## PROBLEM TO SOLVE
Of the lines in the entries below, state how many hold the word "ocurre". Say nothing else.

## SUPPLIED RECORDS
======

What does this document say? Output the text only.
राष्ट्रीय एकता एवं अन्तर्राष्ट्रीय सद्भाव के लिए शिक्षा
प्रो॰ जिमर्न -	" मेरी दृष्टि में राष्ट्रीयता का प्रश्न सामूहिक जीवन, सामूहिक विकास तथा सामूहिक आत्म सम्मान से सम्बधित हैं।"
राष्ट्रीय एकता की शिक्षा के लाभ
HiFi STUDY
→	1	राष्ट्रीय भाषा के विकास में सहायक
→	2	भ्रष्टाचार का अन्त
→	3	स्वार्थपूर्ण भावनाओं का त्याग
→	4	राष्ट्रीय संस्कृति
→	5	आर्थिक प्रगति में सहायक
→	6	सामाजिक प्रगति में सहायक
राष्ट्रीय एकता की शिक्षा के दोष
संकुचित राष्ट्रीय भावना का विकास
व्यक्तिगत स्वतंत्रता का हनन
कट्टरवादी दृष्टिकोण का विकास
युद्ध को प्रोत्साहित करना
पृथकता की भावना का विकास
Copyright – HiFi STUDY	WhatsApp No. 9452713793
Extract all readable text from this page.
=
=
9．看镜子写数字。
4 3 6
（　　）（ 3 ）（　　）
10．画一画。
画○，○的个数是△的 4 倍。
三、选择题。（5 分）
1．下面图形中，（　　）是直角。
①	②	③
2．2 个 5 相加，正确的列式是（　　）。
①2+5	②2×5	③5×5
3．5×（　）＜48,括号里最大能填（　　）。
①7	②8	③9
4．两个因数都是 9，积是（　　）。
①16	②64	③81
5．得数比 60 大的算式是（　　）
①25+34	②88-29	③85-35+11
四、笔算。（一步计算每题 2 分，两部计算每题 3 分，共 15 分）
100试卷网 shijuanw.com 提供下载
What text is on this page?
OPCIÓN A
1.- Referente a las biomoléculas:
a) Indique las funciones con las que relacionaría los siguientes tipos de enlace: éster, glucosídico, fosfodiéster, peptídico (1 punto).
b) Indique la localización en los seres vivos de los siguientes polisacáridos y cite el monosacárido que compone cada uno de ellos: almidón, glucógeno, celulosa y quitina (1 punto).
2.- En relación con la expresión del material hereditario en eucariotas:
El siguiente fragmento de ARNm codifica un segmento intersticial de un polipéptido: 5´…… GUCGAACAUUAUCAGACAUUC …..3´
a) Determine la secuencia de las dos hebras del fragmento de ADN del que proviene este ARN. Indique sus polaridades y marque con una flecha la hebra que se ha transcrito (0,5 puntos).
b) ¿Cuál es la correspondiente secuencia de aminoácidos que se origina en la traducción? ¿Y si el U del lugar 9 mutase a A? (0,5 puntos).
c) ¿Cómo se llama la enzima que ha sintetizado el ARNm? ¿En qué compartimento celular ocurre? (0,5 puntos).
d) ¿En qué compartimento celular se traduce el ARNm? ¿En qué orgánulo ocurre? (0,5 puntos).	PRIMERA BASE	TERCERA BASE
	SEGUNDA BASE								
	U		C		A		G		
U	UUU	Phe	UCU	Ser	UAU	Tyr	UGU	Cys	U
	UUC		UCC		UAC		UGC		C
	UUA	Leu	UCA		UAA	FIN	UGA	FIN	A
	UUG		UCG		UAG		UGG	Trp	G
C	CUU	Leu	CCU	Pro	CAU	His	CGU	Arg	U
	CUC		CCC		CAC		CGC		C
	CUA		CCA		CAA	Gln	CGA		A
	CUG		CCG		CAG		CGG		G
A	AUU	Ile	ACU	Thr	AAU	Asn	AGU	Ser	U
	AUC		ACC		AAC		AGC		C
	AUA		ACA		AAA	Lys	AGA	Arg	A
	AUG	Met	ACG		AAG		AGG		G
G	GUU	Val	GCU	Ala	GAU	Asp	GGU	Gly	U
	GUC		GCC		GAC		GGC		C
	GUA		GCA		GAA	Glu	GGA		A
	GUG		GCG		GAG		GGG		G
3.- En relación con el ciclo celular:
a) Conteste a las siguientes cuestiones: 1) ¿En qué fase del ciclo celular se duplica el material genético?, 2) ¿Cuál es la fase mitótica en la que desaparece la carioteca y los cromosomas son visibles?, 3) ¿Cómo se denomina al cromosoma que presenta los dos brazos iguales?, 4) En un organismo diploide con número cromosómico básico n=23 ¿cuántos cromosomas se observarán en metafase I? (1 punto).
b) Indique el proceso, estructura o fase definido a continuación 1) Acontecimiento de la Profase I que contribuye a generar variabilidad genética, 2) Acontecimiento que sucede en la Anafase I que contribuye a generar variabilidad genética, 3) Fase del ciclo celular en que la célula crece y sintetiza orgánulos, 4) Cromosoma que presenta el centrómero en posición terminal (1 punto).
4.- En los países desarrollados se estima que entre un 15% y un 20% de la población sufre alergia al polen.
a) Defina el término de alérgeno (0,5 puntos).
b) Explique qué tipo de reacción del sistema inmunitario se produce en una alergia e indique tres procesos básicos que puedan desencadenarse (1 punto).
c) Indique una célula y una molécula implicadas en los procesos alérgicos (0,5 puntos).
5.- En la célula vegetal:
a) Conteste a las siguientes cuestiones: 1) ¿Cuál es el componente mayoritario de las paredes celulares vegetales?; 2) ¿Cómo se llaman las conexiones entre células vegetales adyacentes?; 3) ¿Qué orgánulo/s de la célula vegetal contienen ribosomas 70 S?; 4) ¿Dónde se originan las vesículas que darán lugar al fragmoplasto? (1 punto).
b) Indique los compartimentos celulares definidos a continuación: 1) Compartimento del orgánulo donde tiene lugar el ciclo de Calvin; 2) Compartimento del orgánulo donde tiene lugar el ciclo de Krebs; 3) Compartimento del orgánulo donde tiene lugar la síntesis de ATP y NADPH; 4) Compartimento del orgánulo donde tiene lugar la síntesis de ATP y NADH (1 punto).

======

## RESULT FOR THIS EXERCISE
2